● PROBLEM
Select lines where the word "text" appears.

------

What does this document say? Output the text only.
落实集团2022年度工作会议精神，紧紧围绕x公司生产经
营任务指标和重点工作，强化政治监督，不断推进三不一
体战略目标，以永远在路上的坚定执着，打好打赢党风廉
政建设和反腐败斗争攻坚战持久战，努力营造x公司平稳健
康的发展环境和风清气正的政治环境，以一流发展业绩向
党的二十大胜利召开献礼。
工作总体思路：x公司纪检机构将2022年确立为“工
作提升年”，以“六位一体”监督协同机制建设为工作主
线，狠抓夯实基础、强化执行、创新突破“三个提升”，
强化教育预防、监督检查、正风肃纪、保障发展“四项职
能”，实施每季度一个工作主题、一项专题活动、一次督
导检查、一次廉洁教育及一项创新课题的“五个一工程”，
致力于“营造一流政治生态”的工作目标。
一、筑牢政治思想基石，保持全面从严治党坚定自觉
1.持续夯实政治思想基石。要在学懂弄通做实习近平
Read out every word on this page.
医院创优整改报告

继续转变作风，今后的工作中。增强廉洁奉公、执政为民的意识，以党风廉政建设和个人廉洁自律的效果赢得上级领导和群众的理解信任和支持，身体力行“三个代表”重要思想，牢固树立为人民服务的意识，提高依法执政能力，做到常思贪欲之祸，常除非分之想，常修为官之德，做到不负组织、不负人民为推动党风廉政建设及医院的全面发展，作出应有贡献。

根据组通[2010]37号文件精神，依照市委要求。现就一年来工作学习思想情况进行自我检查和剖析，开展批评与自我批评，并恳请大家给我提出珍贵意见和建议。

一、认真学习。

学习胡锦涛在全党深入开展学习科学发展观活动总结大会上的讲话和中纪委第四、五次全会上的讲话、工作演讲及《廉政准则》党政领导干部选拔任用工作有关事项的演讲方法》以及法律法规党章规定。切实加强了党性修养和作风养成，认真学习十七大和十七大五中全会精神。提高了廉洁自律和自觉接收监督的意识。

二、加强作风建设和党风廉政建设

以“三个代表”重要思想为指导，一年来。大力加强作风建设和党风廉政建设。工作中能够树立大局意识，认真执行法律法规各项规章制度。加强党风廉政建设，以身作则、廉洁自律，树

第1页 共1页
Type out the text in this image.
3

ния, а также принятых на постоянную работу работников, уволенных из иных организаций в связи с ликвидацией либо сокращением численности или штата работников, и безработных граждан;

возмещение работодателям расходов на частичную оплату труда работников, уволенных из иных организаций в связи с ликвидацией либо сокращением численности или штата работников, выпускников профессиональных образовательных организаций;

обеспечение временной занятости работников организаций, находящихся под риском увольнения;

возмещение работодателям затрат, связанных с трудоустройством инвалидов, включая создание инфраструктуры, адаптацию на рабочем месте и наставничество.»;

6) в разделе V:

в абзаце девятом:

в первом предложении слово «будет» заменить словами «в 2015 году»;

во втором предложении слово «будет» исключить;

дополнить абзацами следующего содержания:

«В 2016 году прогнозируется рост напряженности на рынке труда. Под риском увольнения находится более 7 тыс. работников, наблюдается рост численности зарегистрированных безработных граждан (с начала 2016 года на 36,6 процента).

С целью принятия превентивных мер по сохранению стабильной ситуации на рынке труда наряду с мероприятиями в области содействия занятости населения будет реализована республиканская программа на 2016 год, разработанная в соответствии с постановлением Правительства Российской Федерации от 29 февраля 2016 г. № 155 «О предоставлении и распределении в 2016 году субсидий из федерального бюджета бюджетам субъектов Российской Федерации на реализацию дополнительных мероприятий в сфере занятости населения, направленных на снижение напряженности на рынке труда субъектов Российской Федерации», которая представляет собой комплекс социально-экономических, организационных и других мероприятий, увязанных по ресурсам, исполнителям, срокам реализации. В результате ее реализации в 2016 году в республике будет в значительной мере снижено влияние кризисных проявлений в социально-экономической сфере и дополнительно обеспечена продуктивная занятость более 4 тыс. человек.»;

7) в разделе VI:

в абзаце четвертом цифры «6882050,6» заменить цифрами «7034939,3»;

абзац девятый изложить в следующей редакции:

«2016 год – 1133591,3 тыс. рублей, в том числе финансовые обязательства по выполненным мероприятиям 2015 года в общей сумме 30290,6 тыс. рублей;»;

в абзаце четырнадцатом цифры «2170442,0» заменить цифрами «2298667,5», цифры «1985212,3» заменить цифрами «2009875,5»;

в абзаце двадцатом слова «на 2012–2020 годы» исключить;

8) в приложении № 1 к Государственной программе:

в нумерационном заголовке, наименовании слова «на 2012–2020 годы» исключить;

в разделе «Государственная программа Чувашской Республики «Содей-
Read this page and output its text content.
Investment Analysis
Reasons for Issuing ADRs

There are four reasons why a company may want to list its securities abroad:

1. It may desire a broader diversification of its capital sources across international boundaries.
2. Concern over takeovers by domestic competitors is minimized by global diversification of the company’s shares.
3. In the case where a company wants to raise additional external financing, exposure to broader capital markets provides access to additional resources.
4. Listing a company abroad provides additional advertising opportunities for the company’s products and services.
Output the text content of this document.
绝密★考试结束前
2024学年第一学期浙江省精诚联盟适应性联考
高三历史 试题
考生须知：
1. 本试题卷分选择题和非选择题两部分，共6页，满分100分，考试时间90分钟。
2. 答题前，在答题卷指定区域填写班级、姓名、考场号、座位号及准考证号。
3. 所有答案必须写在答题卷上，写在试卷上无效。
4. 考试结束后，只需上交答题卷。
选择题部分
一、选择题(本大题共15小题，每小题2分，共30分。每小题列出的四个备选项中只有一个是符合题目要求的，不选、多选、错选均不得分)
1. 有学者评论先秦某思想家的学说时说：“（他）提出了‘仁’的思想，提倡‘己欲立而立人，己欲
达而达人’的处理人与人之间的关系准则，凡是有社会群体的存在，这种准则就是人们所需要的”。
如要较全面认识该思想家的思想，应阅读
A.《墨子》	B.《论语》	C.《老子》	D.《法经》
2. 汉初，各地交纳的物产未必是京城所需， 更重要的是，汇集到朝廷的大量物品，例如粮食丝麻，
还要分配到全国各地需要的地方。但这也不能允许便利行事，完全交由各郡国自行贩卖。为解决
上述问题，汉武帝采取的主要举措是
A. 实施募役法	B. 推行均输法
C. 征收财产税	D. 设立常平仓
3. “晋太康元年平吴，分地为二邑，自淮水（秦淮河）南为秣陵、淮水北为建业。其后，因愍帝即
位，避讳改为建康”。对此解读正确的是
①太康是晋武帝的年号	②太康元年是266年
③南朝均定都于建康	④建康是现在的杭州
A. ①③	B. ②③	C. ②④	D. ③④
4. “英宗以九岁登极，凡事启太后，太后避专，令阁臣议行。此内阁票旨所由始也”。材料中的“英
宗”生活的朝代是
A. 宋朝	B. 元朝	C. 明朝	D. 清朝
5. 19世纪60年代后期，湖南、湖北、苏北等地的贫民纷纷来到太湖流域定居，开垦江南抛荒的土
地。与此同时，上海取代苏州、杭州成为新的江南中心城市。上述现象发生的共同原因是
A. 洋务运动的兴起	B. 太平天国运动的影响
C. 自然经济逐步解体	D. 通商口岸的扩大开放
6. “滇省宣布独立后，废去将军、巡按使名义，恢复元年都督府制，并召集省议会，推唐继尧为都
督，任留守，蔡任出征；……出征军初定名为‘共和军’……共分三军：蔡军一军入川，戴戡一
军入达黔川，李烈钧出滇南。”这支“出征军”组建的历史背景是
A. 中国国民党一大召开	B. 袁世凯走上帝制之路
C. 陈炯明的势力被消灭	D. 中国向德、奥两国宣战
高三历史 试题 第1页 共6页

------

● FINISHED EXERCISE
What does this document say? Output the text only.
Type out the text in this image.
Read this page and output its text content.
Output the text content of this document.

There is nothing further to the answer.